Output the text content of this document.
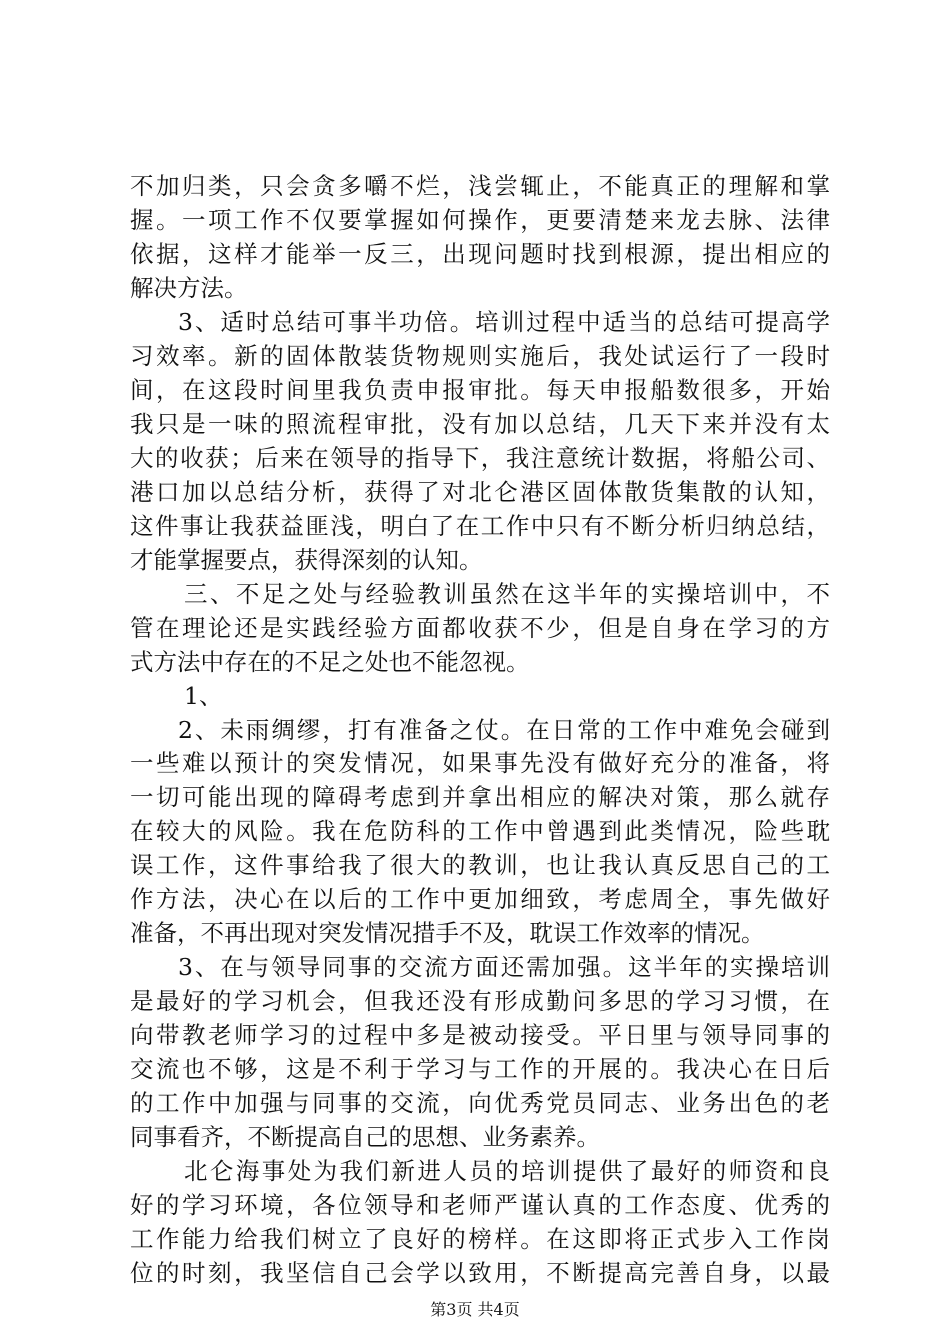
不加归类，只会贪多嚼不烂，浅尝辄止，不能真正的理解和掌
握。一项工作不仅要掌握如何操作，更要清楚来龙去脉、法律
依据，这样才能举一反三，出现问题时找到根源，提出相应的
解决方法。
3、适时总结可事半功倍。培训过程中适当的总结可提高学
习效率。新的固体散装货物规则实施后，我处试运行了一段时
间，在这段时间里我负责申报审批。每天申报船数很多，开始
我只是一味的照流程审批，没有加以总结，几天下来并没有太
大的收获；后来在领导的指导下，我注意统计数据，将船公司、
港口加以总结分析，获得了对北仑港区固体散货集散的认知，
这件事让我获益匪浅，明白了在工作中只有不断分析归纳总结，
才能掌握要点，获得深刻的认知。
三、不足之处与经验教训虽然在这半年的实操培训中，不
管在理论还是实践经验方面都收获不少，但是自身在学习的方
式方法中存在的不足之处也不能忽视。
1、
2、未雨绸缪，打有准备之仗。在日常的工作中难免会碰到
一些难以预计的突发情况，如果事先没有做好充分的准备，将
一切可能出现的障碍考虑到并拿出相应的解决对策，那么就存
在较大的风险。我在危防科的工作中曾遇到此类情况，险些耽
误工作，这件事给我了很大的教训，也让我认真反思自己的工
作方法，决心在以后的工作中更加细致，考虑周全，事先做好
准备，不再出现对突发情况措手不及，耽误工作效率的情况。
3、在与领导同事的交流方面还需加强。这半年的实操培训
是最好的学习机会，但我还没有形成勤问多思的学习习惯，在
向带教老师学习的过程中多是被动接受。平日里与领导同事的
交流也不够，这是不利于学习与工作的开展的。我决心在日后
的工作中加强与同事的交流，向优秀党员同志、业务出色的老
同事看齐，不断提高自己的思想、业务素养。
北仑海事处为我们新进人员的培训提供了最好的师资和良
好的学习环境，各位领导和老师严谨认真的工作态度、优秀的
工作能力给我们树立了良好的榜样。在这即将正式步入工作岗
位的时刻，我坚信自己会学以致用，不断提高完善自身，以最
第3页 共4页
.....
Pictures in the records must not appear in the copy; transcribe everything else precisely.

→ **Response**:
Output the text content of this document.
不加归类，只会贪多嚼不烂，浅尝辄止，不能真正的理解和掌
握。一项工作不仅要掌握如何操作，更要清楚来龙去脉、法律
依据，这样才能举一反三，出现问题时找到根源，提出相应的
解决方法。
3、适时总结可事半功倍。培训过程中适当的总结可提高学
习效率。新的固体散装货物规则实施后，我处试运行了一段时
间，在这段时间里我负责申报审批。每天申报船数很多，开始
我只是一味的照流程审批，没有加以总结，几天下来并没有太
大的收获；后来在领导的指导下，我注意统计数据，将船公司、
港口加以总结分析，获得了对北仑港区固体散货集散的认知，
这件事让我获益匪浅，明白了在工作中只有不断分析归纳总结，
才能掌握要点，获得深刻的认知。
三、不足之处与经验教训虽然在这半年的实操培训中，不
管在理论还是实践经验方面都收获不少，但是自身在学习的方
式方法中存在的不足之处也不能忽视。
1、
2、未雨绸缪，打有准备之仗。在日常的工作中难免会碰到
一些难以预计的突发情况，如果事先没有做好充分的准备，将
一切可能出现的障碍考虑到并拿出相应的解决对策，那么就存
在较大的风险。我在危防科的工作中曾遇到此类情况，险些耽
误工作，这件事给我了很大的教训，也让我认真反思自己的工
作方法，决心在以后的工作中更加细致，考虑周全，事先做好
准备，不再出现对突发情况措手不及，耽误工作效率的情况。
3、在与领导同事的交流方面还需加强。这半年的实操培训
是最好的学习机会，但我还没有形成勤问多思的学习习惯，在
向带教老师学习的过程中多是被动接受。平日里与领导同事的
交流也不够，这是不利于学习与工作的开展的。我决心在日后
的工作中加强与同事的交流，向优秀党员同志、业务出色的老
同事看齐，不断提高自己的思想、业务素养。
北仑海事处为我们新进人员的培训提供了最好的师资和良
好的学习环境，各位领导和老师严谨认真的工作态度、优秀的
工作能力给我们树立了良好的榜样。在这即将正式步入工作岗
位的时刻，我坚信自己会学以致用，不断提高完善自身，以最
第3页 共4页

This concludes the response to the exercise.